*SUPPLIED MATERIAL*
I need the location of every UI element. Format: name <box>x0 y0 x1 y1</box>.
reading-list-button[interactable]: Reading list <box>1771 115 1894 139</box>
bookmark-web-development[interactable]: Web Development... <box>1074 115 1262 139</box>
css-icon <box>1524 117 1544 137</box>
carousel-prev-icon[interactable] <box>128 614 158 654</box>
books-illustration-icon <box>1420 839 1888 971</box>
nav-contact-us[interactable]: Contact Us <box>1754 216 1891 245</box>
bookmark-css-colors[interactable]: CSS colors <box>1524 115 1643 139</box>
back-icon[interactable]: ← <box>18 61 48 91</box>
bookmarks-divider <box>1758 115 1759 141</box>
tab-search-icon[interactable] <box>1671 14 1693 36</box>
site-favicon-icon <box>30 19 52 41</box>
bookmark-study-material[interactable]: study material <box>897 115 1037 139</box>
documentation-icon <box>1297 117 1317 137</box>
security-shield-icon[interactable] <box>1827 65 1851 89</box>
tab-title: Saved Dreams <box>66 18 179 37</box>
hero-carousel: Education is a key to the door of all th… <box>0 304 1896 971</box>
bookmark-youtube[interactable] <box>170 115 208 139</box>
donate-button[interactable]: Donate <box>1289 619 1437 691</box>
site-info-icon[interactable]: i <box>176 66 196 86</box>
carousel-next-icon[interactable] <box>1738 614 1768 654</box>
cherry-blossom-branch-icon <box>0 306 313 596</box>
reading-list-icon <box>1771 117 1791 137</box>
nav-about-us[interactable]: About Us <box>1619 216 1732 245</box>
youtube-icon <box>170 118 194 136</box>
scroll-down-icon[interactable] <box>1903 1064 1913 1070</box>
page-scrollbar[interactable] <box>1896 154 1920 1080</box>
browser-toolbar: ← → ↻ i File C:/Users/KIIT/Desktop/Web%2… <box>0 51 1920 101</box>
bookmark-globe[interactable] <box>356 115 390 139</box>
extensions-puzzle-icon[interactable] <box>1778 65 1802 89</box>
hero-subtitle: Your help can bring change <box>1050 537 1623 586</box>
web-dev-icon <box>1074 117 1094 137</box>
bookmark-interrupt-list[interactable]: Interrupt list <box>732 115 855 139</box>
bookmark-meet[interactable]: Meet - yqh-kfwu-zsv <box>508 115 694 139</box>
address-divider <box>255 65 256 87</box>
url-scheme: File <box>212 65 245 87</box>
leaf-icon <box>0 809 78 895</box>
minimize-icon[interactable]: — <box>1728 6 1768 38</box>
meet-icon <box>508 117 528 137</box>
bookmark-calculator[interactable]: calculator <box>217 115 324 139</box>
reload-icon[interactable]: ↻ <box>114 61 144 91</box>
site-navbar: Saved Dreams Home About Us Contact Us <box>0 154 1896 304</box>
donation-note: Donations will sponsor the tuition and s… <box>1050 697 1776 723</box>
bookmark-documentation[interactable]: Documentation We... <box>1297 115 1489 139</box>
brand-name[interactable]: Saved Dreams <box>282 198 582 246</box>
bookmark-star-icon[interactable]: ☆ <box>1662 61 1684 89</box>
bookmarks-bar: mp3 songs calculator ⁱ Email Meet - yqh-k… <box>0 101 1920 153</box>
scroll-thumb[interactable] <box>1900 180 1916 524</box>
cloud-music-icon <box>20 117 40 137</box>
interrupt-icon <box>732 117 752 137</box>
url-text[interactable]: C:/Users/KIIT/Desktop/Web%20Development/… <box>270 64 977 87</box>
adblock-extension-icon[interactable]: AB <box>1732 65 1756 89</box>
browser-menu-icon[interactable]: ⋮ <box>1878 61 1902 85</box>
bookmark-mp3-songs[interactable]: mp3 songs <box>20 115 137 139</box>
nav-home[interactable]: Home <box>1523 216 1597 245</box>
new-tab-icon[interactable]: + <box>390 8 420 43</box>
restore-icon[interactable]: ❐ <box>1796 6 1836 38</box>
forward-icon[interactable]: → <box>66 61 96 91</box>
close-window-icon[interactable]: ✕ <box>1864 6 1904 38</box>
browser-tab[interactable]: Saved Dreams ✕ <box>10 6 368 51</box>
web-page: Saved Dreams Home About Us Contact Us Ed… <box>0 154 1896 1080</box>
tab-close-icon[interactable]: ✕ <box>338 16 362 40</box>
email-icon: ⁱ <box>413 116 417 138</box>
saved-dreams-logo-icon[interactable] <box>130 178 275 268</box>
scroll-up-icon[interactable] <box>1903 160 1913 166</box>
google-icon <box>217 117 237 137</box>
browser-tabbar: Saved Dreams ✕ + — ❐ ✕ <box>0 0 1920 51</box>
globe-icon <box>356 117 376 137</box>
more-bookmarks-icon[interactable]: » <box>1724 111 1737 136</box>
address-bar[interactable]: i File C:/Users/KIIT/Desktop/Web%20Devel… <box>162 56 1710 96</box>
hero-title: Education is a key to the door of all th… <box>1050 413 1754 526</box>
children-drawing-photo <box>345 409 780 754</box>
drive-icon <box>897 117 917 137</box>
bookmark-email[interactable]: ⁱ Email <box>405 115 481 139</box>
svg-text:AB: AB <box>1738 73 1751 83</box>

*EXERCISE REQUIREMENTS*
Please transcribe the lines above, from the first one through the line containing "tab-title: Saved Dreams", character for character.

*OUTPUT FOR THIS TASK*
I need the location of every UI element. Format: name <box>x0 y0 x1 y1</box>.
reading-list-button[interactable]: Reading list <box>1771 115 1894 139</box>
bookmark-web-development[interactable]: Web Development... <box>1074 115 1262 139</box>
css-icon <box>1524 117 1544 137</box>
carousel-prev-icon[interactable] <box>128 614 158 654</box>
books-illustration-icon <box>1420 839 1888 971</box>
nav-contact-us[interactable]: Contact Us <box>1754 216 1891 245</box>
bookmark-css-colors[interactable]: CSS colors <box>1524 115 1643 139</box>
back-icon[interactable]: ← <box>18 61 48 91</box>
bookmarks-divider <box>1758 115 1759 141</box>
tab-search-icon[interactable] <box>1671 14 1693 36</box>
site-favicon-icon <box>30 19 52 41</box>
bookmark-study-material[interactable]: study material <box>897 115 1037 139</box>
documentation-icon <box>1297 117 1317 137</box>
security-shield-icon[interactable] <box>1827 65 1851 89</box>
tab-title: Saved Dreams <box>66 18 179 37</box>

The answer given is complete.